(INSTRUÇÃO A):
Transforme em uma lista JSON de strings as linhas dos registros, desde a primeira até a linha que contém "chart-container: Average monthly", ambas incluídas. Use uma string por linha e omita as linhas em branco.

6Até agora —recorda o Editor— o códice 8920 vinha sendo explorado de modo fragmentário, por historiadores que o usaram como fonte documental ou por bibliófilos e estudiosos da Literatura, que nele acharam uma mina poética. Sem dúvida, apreciar a totalidade, perscrutá-la, permite encontrar alguns fios de Ariadne e compreender que, mais do que uma soma de avulsos, a colecção tem um funcionamento complexo e reclama uma hermenêutica: a dispositio e a memória falam, definindo um horizonte e guias de orientação. No entanto, ao privilegiar «um retrato das circunstâncias políticas vigentes em Portugal durante os anos de governo efetivo de D. Sebastião» (p. 14), não se estará a dizer tudo. É que, com sua inegável dimensão política, a Miscelânea constitui igualmente um estupendo testemunho da sensibilidade cultural, poética e espiritual de meados do século xvi.

(INSTRUÇÃO B):
Retorne, sem nenhuma alteração, a parte do trecho sobre o códice 8920 que vai de "6Até agora —recorda" até "do século xvi.".

(DADOS FORNECIDOS):
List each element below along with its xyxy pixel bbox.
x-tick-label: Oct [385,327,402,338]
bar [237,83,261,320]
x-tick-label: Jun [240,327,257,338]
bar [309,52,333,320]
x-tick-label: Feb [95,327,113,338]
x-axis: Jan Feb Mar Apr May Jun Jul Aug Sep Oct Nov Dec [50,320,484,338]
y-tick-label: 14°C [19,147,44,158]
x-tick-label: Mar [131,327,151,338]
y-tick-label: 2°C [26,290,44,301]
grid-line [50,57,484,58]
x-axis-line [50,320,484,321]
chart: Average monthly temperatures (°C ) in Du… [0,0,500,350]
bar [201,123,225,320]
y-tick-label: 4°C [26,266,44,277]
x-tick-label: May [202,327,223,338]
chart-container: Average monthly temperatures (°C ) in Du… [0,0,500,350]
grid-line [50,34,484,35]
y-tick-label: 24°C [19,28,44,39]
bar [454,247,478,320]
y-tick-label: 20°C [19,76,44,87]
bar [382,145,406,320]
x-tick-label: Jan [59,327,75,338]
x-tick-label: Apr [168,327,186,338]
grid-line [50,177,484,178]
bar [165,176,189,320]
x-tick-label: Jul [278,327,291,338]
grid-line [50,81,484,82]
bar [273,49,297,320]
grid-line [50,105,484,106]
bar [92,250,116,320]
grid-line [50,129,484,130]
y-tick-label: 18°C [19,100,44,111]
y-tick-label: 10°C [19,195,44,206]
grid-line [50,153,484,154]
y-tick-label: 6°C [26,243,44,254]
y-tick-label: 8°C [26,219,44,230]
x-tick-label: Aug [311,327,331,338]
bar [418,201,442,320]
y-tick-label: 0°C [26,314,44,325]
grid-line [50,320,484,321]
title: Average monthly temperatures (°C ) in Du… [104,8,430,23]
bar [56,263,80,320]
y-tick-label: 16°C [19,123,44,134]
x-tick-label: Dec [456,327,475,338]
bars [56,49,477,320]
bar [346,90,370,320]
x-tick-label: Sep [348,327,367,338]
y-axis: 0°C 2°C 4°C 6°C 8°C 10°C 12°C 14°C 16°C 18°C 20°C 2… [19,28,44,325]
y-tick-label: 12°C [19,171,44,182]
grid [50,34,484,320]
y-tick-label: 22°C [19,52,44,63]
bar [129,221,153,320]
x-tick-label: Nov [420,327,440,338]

(RESULTADO DA TAREFA A):
[
  "List each element below along with its xyxy pixel bbox.",
  "x-tick-label: Oct [385,327,402,338]",
  "bar [237,83,261,320]",
  "x-tick-label: Jun [240,327,257,338]",
  "bar [309,52,333,320]",
  "x-tick-label: Feb [95,327,113,338]",
  "x-axis: Jan Feb Mar Apr May Jun Jul Aug Sep Oct Nov Dec [50,320,484,338]",
  "y-tick-label: 14°C [19,147,44,158]",
  "x-tick-label: Mar [131,327,151,338]",
  "y-tick-label: 2°C [26,290,44,301]",
  "grid-line [50,57,484,58]",
  "x-axis-line [50,320,484,321]",
  "chart: Average monthly temperatures (°C ) in Du… [0,0,500,350]",
  "bar [201,123,225,320]",
  "y-tick-label: 4°C [26,266,44,277]",
  "x-tick-label: May [202,327,223,338]",
  "chart-container: Average monthly temperatures (°C ) in Du… [0,0,500,350]"
]

(RESULTADO DA TAREFA B):
6Até agora —recorda o Editor— o códice 8920 vinha sendo explorado de modo fragmentário, por historiadores que o usaram como fonte documental ou por bibliófilos e estudiosos da Literatura, que nele acharam uma mina poética. Sem dúvida, apreciar a totalidade, perscrutá-la, permite encontrar alguns fios de Ariadne e compreender que, mais do que uma soma de avulsos, a colecção tem um funcionamento complexo e reclama uma hermenêutica: a dispositio e a memória falam, definindo um horizonte e guias de orientação. No entanto, ao privilegiar «um retrato das circunstâncias políticas vigentes em Portugal durante os anos de governo efetivo de D. Sebastião» (p. 14), não se estará a dizer tudo. É que, com sua inegável dimensão política, a Miscelânea constitui igualmente um estupendo testemunho da sensibilidade cultural, poética e espiritual de meados do século xvi.